WHAT YOU NEED TO DO
Below is a block of records; return all of them exactly, but without the images.

[Begin STORED RECORDS]

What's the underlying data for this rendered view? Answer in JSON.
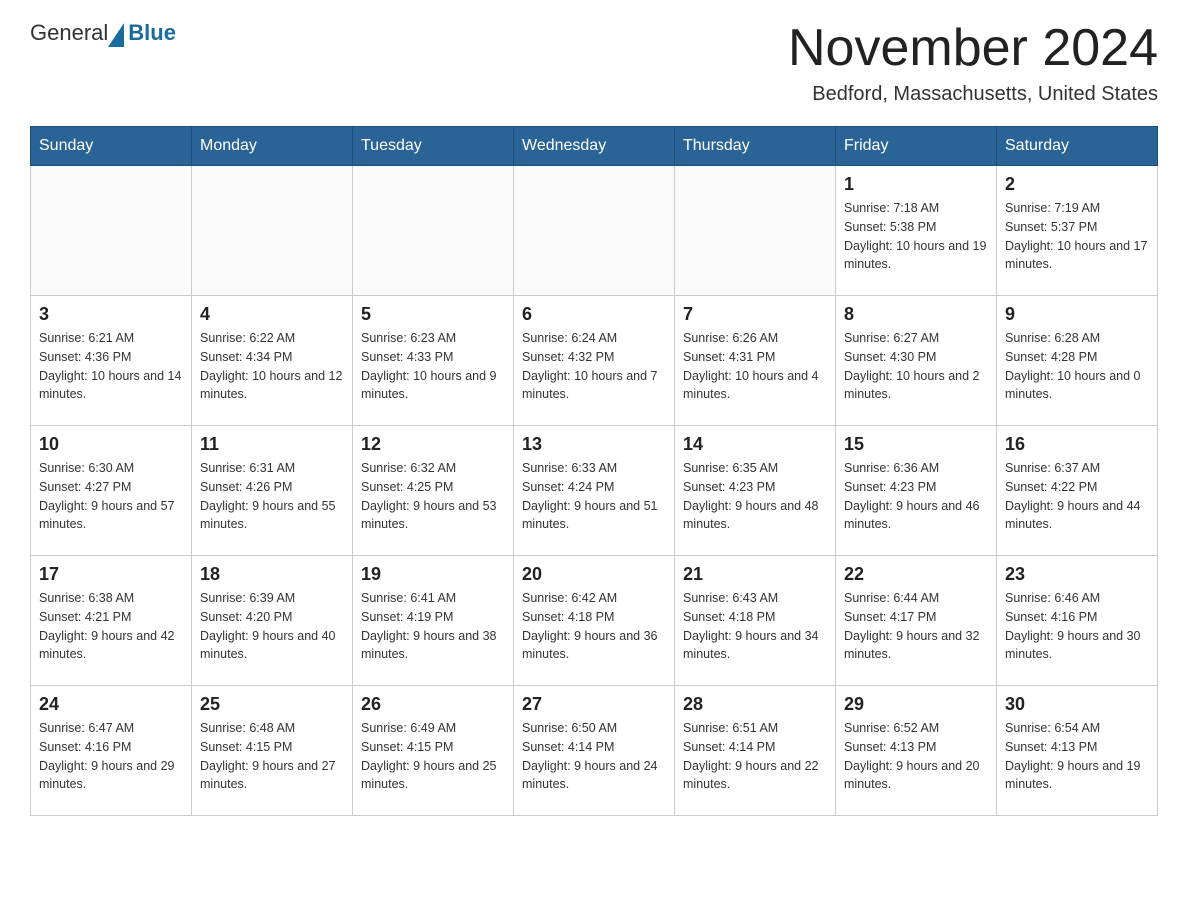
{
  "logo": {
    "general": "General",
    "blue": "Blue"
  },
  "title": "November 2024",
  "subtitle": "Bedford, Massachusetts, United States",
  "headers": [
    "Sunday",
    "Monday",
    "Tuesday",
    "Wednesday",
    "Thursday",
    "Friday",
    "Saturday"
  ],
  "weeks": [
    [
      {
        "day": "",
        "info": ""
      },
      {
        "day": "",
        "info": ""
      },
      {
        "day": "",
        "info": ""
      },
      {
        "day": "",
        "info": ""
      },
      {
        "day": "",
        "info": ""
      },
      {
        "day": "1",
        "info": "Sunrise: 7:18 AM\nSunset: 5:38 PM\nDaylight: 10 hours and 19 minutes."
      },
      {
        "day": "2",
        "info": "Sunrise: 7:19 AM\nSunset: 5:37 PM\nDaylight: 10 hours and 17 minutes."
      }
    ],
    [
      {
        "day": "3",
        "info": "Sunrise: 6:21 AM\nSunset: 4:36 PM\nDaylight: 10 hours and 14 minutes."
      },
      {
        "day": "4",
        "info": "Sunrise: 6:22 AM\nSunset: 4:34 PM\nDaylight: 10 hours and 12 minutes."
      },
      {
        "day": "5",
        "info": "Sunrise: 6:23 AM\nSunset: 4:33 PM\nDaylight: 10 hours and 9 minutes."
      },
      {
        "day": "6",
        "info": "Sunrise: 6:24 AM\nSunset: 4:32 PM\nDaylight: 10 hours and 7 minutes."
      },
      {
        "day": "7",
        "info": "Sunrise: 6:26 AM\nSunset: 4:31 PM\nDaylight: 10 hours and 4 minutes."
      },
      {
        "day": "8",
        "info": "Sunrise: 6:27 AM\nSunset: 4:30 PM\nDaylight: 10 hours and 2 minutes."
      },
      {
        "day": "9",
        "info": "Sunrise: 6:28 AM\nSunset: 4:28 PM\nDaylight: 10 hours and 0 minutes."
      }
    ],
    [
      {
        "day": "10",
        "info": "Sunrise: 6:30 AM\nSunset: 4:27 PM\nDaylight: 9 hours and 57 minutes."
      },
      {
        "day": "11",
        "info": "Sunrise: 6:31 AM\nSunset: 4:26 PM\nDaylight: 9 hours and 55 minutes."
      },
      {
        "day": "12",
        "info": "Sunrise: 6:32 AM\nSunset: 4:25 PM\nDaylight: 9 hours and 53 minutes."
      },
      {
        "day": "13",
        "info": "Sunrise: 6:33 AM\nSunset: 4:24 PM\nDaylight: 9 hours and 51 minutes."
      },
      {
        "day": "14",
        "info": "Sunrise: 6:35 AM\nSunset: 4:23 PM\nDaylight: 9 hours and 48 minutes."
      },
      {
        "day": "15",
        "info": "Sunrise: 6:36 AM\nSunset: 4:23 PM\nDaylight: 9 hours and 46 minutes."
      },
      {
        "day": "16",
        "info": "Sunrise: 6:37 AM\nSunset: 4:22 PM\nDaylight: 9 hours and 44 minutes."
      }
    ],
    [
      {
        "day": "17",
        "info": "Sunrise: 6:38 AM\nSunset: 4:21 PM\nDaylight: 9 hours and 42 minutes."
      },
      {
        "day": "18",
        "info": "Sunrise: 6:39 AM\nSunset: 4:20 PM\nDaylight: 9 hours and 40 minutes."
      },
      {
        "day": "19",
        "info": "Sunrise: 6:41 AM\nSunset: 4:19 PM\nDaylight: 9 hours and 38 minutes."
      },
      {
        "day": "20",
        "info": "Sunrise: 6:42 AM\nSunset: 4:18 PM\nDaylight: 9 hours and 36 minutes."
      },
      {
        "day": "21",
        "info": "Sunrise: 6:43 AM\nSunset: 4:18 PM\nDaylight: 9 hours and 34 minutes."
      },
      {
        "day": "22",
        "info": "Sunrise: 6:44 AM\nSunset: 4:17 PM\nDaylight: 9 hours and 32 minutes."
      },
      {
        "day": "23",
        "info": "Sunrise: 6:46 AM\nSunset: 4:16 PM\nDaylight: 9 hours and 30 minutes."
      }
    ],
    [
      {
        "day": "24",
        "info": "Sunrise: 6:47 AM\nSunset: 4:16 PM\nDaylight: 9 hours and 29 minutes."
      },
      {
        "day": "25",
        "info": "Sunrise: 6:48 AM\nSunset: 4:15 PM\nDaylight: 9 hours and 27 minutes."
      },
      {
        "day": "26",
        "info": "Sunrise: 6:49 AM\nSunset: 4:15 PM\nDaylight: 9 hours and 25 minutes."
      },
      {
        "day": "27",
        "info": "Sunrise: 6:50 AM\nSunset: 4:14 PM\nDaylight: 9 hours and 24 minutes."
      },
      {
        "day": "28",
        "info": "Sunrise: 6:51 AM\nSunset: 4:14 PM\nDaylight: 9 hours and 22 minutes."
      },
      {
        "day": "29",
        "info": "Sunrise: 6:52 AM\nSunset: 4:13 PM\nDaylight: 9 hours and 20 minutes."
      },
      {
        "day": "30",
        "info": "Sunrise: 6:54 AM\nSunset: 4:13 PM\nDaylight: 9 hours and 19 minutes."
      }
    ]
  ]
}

[End STORED RECORDS]

ANSWER TO THIS TASK
What's the underlying data for this rendered view? Answer in JSON.
{
  "logo": {
    "general": "General",
    "blue": "Blue"
  },
  "title": "November 2024",
  "subtitle": "Bedford, Massachusetts, United States",
  "headers": [
    "Sunday",
    "Monday",
    "Tuesday",
    "Wednesday",
    "Thursday",
    "Friday",
    "Saturday"
  ],
  "weeks": [
    [
      {
        "day": "",
        "info": ""
      },
      {
        "day": "",
        "info": ""
      },
      {
        "day": "",
        "info": ""
      },
      {
        "day": "",
        "info": ""
      },
      {
        "day": "",
        "info": ""
      },
      {
        "day": "1",
        "info": "Sunrise: 7:18 AM\nSunset: 5:38 PM\nDaylight: 10 hours and 19 minutes."
      },
      {
        "day": "2",
        "info": "Sunrise: 7:19 AM\nSunset: 5:37 PM\nDaylight: 10 hours and 17 minutes."
      }
    ],
    [
      {
        "day": "3",
        "info": "Sunrise: 6:21 AM\nSunset: 4:36 PM\nDaylight: 10 hours and 14 minutes."
      },
      {
        "day": "4",
        "info": "Sunrise: 6:22 AM\nSunset: 4:34 PM\nDaylight: 10 hours and 12 minutes."
      },
      {
        "day": "5",
        "info": "Sunrise: 6:23 AM\nSunset: 4:33 PM\nDaylight: 10 hours and 9 minutes."
      },
      {
        "day": "6",
        "info": "Sunrise: 6:24 AM\nSunset: 4:32 PM\nDaylight: 10 hours and 7 minutes."
      },
      {
        "day": "7",
        "info": "Sunrise: 6:26 AM\nSunset: 4:31 PM\nDaylight: 10 hours and 4 minutes."
      },
      {
        "day": "8",
        "info": "Sunrise: 6:27 AM\nSunset: 4:30 PM\nDaylight: 10 hours and 2 minutes."
      },
      {
        "day": "9",
        "info": "Sunrise: 6:28 AM\nSunset: 4:28 PM\nDaylight: 10 hours and 0 minutes."
      }
    ],
    [
      {
        "day": "10",
        "info": "Sunrise: 6:30 AM\nSunset: 4:27 PM\nDaylight: 9 hours and 57 minutes."
      },
      {
        "day": "11",
        "info": "Sunrise: 6:31 AM\nSunset: 4:26 PM\nDaylight: 9 hours and 55 minutes."
      },
      {
        "day": "12",
        "info": "Sunrise: 6:32 AM\nSunset: 4:25 PM\nDaylight: 9 hours and 53 minutes."
      },
      {
        "day": "13",
        "info": "Sunrise: 6:33 AM\nSunset: 4:24 PM\nDaylight: 9 hours and 51 minutes."
      },
      {
        "day": "14",
        "info": "Sunrise: 6:35 AM\nSunset: 4:23 PM\nDaylight: 9 hours and 48 minutes."
      },
      {
        "day": "15",
        "info": "Sunrise: 6:36 AM\nSunset: 4:23 PM\nDaylight: 9 hours and 46 minutes."
      },
      {
        "day": "16",
        "info": "Sunrise: 6:37 AM\nSunset: 4:22 PM\nDaylight: 9 hours and 44 minutes."
      }
    ],
    [
      {
        "day": "17",
        "info": "Sunrise: 6:38 AM\nSunset: 4:21 PM\nDaylight: 9 hours and 42 minutes."
      },
      {
        "day": "18",
        "info": "Sunrise: 6:39 AM\nSunset: 4:20 PM\nDaylight: 9 hours and 40 minutes."
      },
      {
        "day": "19",
        "info": "Sunrise: 6:41 AM\nSunset: 4:19 PM\nDaylight: 9 hours and 38 minutes."
      },
      {
        "day": "20",
        "info": "Sunrise: 6:42 AM\nSunset: 4:18 PM\nDaylight: 9 hours and 36 minutes."
      },
      {
        "day": "21",
        "info": "Sunrise: 6:43 AM\nSunset: 4:18 PM\nDaylight: 9 hours and 34 minutes."
      },
      {
        "day": "22",
        "info": "Sunrise: 6:44 AM\nSunset: 4:17 PM\nDaylight: 9 hours and 32 minutes."
      },
      {
        "day": "23",
        "info": "Sunrise: 6:46 AM\nSunset: 4:16 PM\nDaylight: 9 hours and 30 minutes."
      }
    ],
    [
      {
        "day": "24",
        "info": "Sunrise: 6:47 AM\nSunset: 4:16 PM\nDaylight: 9 hours and 29 minutes."
      },
      {
        "day": "25",
        "info": "Sunrise: 6:48 AM\nSunset: 4:15 PM\nDaylight: 9 hours and 27 minutes."
      },
      {
        "day": "26",
        "info": "Sunrise: 6:49 AM\nSunset: 4:15 PM\nDaylight: 9 hours and 25 minutes."
      },
      {
        "day": "27",
        "info": "Sunrise: 6:50 AM\nSunset: 4:14 PM\nDaylight: 9 hours and 24 minutes."
      },
      {
        "day": "28",
        "info": "Sunrise: 6:51 AM\nSunset: 4:14 PM\nDaylight: 9 hours and 22 minutes."
      },
      {
        "day": "29",
        "info": "Sunrise: 6:52 AM\nSunset: 4:13 PM\nDaylight: 9 hours and 20 minutes."
      },
      {
        "day": "30",
        "info": "Sunrise: 6:54 AM\nSunset: 4:13 PM\nDaylight: 9 hours and 19 minutes."
      }
    ]
  ]
}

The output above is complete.